[Start of LISTING]

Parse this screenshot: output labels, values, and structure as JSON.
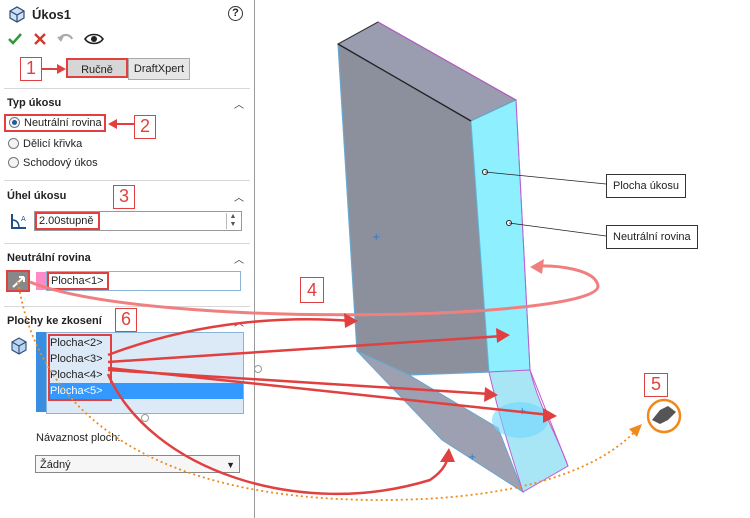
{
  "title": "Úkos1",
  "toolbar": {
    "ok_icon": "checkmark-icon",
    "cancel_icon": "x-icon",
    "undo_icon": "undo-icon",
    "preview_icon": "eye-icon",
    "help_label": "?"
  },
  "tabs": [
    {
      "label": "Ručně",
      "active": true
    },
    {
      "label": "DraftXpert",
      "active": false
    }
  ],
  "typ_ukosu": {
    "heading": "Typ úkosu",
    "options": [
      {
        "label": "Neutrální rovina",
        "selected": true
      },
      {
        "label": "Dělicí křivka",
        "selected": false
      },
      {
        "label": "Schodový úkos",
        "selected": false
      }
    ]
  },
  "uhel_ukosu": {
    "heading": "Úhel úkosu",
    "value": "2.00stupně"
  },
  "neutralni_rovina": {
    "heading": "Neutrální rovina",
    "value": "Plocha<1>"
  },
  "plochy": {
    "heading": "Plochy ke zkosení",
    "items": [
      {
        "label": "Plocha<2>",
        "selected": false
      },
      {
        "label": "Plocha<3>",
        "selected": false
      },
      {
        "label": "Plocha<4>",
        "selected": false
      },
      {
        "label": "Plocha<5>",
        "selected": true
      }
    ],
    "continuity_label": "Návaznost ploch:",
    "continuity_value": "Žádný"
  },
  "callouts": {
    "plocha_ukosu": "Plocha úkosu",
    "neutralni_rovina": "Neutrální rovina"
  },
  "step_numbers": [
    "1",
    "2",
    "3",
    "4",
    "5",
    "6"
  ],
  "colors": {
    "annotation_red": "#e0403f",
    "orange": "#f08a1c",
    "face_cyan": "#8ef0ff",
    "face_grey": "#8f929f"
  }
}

[End of LISTING]

WHAT YOU NEED TO DO:
Transcribe the whole listing exactly. Pictures are excluded.

TASK SOLUTION:
Parse this screenshot: output labels, values, and structure as JSON.
{
  "title": "Úkos1",
  "toolbar": {
    "ok_icon": "checkmark-icon",
    "cancel_icon": "x-icon",
    "undo_icon": "undo-icon",
    "preview_icon": "eye-icon",
    "help_label": "?"
  },
  "tabs": [
    {
      "label": "Ručně",
      "active": true
    },
    {
      "label": "DraftXpert",
      "active": false
    }
  ],
  "typ_ukosu": {
    "heading": "Typ úkosu",
    "options": [
      {
        "label": "Neutrální rovina",
        "selected": true
      },
      {
        "label": "Dělicí křivka",
        "selected": false
      },
      {
        "label": "Schodový úkos",
        "selected": false
      }
    ]
  },
  "uhel_ukosu": {
    "heading": "Úhel úkosu",
    "value": "2.00stupně"
  },
  "neutralni_rovina": {
    "heading": "Neutrální rovina",
    "value": "Plocha<1>"
  },
  "plochy": {
    "heading": "Plochy ke zkosení",
    "items": [
      {
        "label": "Plocha<2>",
        "selected": false
      },
      {
        "label": "Plocha<3>",
        "selected": false
      },
      {
        "label": "Plocha<4>",
        "selected": false
      },
      {
        "label": "Plocha<5>",
        "selected": true
      }
    ],
    "continuity_label": "Návaznost ploch:",
    "continuity_value": "Žádný"
  },
  "callouts": {
    "plocha_ukosu": "Plocha úkosu",
    "neutralni_rovina": "Neutrální rovina"
  },
  "step_numbers": [
    "1",
    "2",
    "3",
    "4",
    "5",
    "6"
  ],
  "colors": {
    "annotation_red": "#e0403f",
    "orange": "#f08a1c",
    "face_cyan": "#8ef0ff",
    "face_grey": "#8f929f"
  }
}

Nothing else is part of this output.